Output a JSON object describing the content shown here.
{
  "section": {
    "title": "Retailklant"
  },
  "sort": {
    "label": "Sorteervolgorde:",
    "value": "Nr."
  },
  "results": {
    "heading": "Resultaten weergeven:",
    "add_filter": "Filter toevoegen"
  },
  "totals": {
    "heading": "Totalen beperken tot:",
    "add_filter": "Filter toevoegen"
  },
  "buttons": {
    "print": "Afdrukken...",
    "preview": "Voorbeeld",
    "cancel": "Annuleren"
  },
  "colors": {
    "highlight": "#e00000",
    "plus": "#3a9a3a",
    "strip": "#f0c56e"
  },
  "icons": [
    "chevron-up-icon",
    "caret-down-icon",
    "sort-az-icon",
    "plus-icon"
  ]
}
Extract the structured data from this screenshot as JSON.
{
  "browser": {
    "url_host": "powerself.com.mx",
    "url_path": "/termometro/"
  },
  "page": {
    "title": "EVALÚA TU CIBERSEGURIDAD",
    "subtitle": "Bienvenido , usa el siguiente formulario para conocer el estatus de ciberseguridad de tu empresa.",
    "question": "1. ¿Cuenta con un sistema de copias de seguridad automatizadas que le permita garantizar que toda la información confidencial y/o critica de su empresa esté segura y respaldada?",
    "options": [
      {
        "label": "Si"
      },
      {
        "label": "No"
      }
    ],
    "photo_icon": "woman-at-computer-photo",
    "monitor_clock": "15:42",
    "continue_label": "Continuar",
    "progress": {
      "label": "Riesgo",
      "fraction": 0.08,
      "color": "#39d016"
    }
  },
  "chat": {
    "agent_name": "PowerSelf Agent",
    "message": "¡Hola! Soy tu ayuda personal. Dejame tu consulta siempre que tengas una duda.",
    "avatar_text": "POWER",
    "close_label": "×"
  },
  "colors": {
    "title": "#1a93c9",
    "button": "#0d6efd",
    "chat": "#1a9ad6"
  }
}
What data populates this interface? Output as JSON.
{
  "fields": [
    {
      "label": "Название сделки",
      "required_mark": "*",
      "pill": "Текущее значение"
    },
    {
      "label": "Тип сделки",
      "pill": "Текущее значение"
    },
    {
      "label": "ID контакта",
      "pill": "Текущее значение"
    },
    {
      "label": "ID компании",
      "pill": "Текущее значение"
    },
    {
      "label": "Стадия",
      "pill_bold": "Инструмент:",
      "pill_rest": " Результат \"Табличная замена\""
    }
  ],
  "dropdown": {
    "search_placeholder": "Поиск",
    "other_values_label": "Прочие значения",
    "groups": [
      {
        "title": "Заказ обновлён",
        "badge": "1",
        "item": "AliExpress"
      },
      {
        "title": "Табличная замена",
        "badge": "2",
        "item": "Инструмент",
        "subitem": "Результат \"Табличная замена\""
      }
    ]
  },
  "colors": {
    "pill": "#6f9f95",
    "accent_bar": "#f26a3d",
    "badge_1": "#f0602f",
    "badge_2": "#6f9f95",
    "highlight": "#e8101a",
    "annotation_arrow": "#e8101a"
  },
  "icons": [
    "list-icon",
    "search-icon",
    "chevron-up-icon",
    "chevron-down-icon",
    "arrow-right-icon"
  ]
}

**Task statement:**
Output the listing above without altering a single character.

**The completed task:**
Output a JSON object describing the content shown here.
{
  "section": {
    "title": "Retailklant"
  },
  "sort": {
    "label": "Sorteervolgorde:",
    "value": "Nr."
  },
  "results": {
    "heading": "Resultaten weergeven:",
    "add_filter": "Filter toevoegen"
  },
  "totals": {
    "heading": "Totalen beperken tot:",
    "add_filter": "Filter toevoegen"
  },
  "buttons": {
    "print": "Afdrukken...",
    "preview": "Voorbeeld",
    "cancel": "Annuleren"
  },
  "colors": {
    "highlight": "#e00000",
    "plus": "#3a9a3a",
    "strip": "#f0c56e"
  },
  "icons": [
    "chevron-up-icon",
    "caret-down-icon",
    "sort-az-icon",
    "plus-icon"
  ]
}
Extract the structured data from this screenshot as JSON.
{
  "browser": {
    "url_host": "powerself.com.mx",
    "url_path": "/termometro/"
  },
  "page": {
    "title": "EVALÚA TU CIBERSEGURIDAD",
    "subtitle": "Bienvenido , usa el siguiente formulario para conocer el estatus de ciberseguridad de tu empresa.",
    "question": "1. ¿Cuenta con un sistema de copias de seguridad automatizadas que le permita garantizar que toda la información confidencial y/o critica de su empresa esté segura y respaldada?",
    "options": [
      {
        "label": "Si"
      },
      {
        "label": "No"
      }
    ],
    "photo_icon": "woman-at-computer-photo",
    "monitor_clock": "15:42",
    "continue_label": "Continuar",
    "progress": {
      "label": "Riesgo",
      "fraction": 0.08,
      "color": "#39d016"
    }
  },
  "chat": {
    "agent_name": "PowerSelf Agent",
    "message": "¡Hola! Soy tu ayuda personal. Dejame tu consulta siempre que tengas una duda.",
    "avatar_text": "POWER",
    "close_label": "×"
  },
  "colors": {
    "title": "#1a93c9",
    "button": "#0d6efd",
    "chat": "#1a9ad6"
  }
}
What data populates this interface? Output as JSON.
{
  "fields": [
    {
      "label": "Название сделки",
      "required_mark": "*",
      "pill": "Текущее значение"
    },
    {
      "label": "Тип сделки",
      "pill": "Текущее значение"
    },
    {
      "label": "ID контакта",
      "pill": "Текущее значение"
    },
    {
      "label": "ID компании",
      "pill": "Текущее значение"
    },
    {
      "label": "Стадия",
      "pill_bold": "Инструмент:",
      "pill_rest": " Результат \"Табличная замена\""
    }
  ],
  "dropdown": {
    "search_placeholder": "Поиск",
    "other_values_label": "Прочие значения",
    "groups": [
      {
        "title": "Заказ обновлён",
        "badge": "1",
        "item": "AliExpress"
      },
      {
        "title": "Табличная замена",
        "badge": "2",
        "item": "Инструмент",
        "subitem": "Результат \"Табличная замена\""
      }
    ]
  },
  "colors": {
    "pill": "#6f9f95",
    "accent_bar": "#f26a3d",
    "badge_1": "#f0602f",
    "badge_2": "#6f9f95",
    "highlight": "#e8101a",
    "annotation_arrow": "#e8101a"
  },
  "icons": [
    "list-icon",
    "search-icon",
    "chevron-up-icon",
    "chevron-down-icon",
    "arrow-right-icon"
  ]
}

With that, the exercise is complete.